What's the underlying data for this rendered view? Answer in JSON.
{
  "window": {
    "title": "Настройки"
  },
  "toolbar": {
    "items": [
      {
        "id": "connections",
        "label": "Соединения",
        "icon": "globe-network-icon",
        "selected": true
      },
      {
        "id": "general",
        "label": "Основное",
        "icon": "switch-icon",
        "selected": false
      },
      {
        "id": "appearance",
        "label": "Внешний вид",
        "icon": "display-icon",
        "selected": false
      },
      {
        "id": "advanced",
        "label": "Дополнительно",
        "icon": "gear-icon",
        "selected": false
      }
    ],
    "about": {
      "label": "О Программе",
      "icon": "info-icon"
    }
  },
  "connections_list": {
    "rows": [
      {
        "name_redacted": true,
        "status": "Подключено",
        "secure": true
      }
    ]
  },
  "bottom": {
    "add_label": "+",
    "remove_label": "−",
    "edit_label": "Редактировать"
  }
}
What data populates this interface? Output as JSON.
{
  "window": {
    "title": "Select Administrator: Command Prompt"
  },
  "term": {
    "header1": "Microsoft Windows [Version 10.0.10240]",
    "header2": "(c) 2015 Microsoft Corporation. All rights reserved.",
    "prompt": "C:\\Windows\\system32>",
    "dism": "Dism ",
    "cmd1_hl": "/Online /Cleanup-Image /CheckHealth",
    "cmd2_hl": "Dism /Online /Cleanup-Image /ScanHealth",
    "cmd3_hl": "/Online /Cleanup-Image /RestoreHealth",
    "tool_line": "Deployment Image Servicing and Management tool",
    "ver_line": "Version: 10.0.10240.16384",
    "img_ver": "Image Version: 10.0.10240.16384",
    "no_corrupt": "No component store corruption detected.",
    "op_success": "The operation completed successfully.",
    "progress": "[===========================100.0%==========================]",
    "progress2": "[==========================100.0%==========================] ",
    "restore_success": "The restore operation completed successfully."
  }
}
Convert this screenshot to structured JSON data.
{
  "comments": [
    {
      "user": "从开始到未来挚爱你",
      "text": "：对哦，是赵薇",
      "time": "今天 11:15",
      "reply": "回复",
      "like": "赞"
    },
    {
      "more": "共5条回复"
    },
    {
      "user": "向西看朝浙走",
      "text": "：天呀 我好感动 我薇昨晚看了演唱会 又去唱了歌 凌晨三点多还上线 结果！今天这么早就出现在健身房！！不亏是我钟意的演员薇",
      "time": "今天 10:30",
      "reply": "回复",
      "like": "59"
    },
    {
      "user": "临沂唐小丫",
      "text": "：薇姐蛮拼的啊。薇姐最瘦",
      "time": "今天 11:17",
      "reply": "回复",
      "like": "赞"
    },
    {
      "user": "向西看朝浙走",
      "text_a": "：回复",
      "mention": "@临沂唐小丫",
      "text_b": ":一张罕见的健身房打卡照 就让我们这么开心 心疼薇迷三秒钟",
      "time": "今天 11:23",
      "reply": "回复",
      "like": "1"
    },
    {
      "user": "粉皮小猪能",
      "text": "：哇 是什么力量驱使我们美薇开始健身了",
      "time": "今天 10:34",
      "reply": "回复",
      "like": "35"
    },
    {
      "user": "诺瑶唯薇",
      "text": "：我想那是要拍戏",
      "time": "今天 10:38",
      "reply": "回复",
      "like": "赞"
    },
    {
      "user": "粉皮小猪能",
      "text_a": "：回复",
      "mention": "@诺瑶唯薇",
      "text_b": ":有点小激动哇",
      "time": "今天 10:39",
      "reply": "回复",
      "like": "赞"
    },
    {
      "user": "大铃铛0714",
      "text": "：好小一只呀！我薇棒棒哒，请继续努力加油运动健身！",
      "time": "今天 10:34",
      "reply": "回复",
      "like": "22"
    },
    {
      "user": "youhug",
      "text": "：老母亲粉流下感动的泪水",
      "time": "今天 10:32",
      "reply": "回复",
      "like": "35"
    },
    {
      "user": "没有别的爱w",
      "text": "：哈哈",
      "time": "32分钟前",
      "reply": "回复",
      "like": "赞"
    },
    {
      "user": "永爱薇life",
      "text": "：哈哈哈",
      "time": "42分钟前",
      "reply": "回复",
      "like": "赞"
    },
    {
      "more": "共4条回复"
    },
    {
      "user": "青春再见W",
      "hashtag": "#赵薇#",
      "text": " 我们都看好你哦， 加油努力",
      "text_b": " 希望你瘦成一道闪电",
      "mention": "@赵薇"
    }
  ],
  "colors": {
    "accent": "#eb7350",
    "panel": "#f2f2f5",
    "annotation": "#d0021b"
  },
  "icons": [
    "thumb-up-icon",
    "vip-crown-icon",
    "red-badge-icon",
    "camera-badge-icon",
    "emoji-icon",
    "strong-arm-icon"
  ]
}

_Short task_.
Return the listing above in its exact form.

_Exercise response_.
What's the underlying data for this rendered view? Answer in JSON.
{
  "window": {
    "title": "Настройки"
  },
  "toolbar": {
    "items": [
      {
        "id": "connections",
        "label": "Соединения",
        "icon": "globe-network-icon",
        "selected": true
      },
      {
        "id": "general",
        "label": "Основное",
        "icon": "switch-icon",
        "selected": false
      },
      {
        "id": "appearance",
        "label": "Внешний вид",
        "icon": "display-icon",
        "selected": false
      },
      {
        "id": "advanced",
        "label": "Дополнительно",
        "icon": "gear-icon",
        "selected": false
      }
    ],
    "about": {
      "label": "О Программе",
      "icon": "info-icon"
    }
  },
  "connections_list": {
    "rows": [
      {
        "name_redacted": true,
        "status": "Подключено",
        "secure": true
      }
    ]
  },
  "bottom": {
    "add_label": "+",
    "remove_label": "−",
    "edit_label": "Редактировать"
  }
}
What data populates this interface? Output as JSON.
{
  "window": {
    "title": "Select Administrator: Command Prompt"
  },
  "term": {
    "header1": "Microsoft Windows [Version 10.0.10240]",
    "header2": "(c) 2015 Microsoft Corporation. All rights reserved.",
    "prompt": "C:\\Windows\\system32>",
    "dism": "Dism ",
    "cmd1_hl": "/Online /Cleanup-Image /CheckHealth",
    "cmd2_hl": "Dism /Online /Cleanup-Image /ScanHealth",
    "cmd3_hl": "/Online /Cleanup-Image /RestoreHealth",
    "tool_line": "Deployment Image Servicing and Management tool",
    "ver_line": "Version: 10.0.10240.16384",
    "img_ver": "Image Version: 10.0.10240.16384",
    "no_corrupt": "No component store corruption detected.",
    "op_success": "The operation completed successfully.",
    "progress": "[===========================100.0%==========================]",
    "progress2": "[==========================100.0%==========================] ",
    "restore_success": "The restore operation completed successfully."
  }
}
Convert this screenshot to structured JSON data.
{
  "comments": [
    {
      "user": "从开始到未来挚爱你",
      "text": "：对哦，是赵薇",
      "time": "今天 11:15",
      "reply": "回复",
      "like": "赞"
    },
    {
      "more": "共5条回复"
    },
    {
      "user": "向西看朝浙走",
      "text": "：天呀 我好感动 我薇昨晚看了演唱会 又去唱了歌 凌晨三点多还上线 结果！今天这么早就出现在健身房！！不亏是我钟意的演员薇",
      "time": "今天 10:30",
      "reply": "回复",
      "like": "59"
    },
    {
      "user": "临沂唐小丫",
      "text": "：薇姐蛮拼的啊。薇姐最瘦",
      "time": "今天 11:17",
      "reply": "回复",
      "like": "赞"
    },
    {
      "user": "向西看朝浙走",
      "text_a": "：回复",
      "mention": "@临沂唐小丫",
      "text_b": ":一张罕见的健身房打卡照 就让我们这么开心 心疼薇迷三秒钟",
      "time": "今天 11:23",
      "reply": "回复",
      "like": "1"
    },
    {
      "user": "粉皮小猪能",
      "text": "：哇 是什么力量驱使我们美薇开始健身了",
      "time": "今天 10:34",
      "reply": "回复",
      "like": "35"
    },
    {
      "user": "诺瑶唯薇",
      "text": "：我想那是要拍戏",
      "time": "今天 10:38",
      "reply": "回复",
      "like": "赞"
    },
    {
      "user": "粉皮小猪能",
      "text_a": "：回复",
      "mention": "@诺瑶唯薇",
      "text_b": ":有点小激动哇",
      "time": "今天 10:39",
      "reply": "回复",
      "like": "赞"
    },
    {
      "user": "大铃铛0714",
      "text": "：好小一只呀！我薇棒棒哒，请继续努力加油运动健身！",
      "time": "今天 10:34",
      "reply": "回复",
      "like": "22"
    },
    {
      "user": "youhug",
      "text": "：老母亲粉流下感动的泪水",
      "time": "今天 10:32",
      "reply": "回复",
      "like": "35"
    },
    {
      "user": "没有别的爱w",
      "text": "：哈哈",
      "time": "32分钟前",
      "reply": "回复",
      "like": "赞"
    },
    {
      "user": "永爱薇life",
      "text": "：哈哈哈",
      "time": "42分钟前",
      "reply": "回复",
      "like": "赞"
    },
    {
      "more": "共4条回复"
    },
    {
      "user": "青春再见W",
      "hashtag": "#赵薇#",
      "text": " 我们都看好你哦， 加油努力",
      "text_b": " 希望你瘦成一道闪电",
      "mention": "@赵薇"
    }
  ],
  "colors": {
    "accent": "#eb7350",
    "panel": "#f2f2f5",
    "annotation": "#d0021b"
  },
  "icons": [
    "thumb-up-icon",
    "vip-crown-icon",
    "red-badge-icon",
    "camera-badge-icon",
    "emoji-icon",
    "strong-arm-icon"
  ]
}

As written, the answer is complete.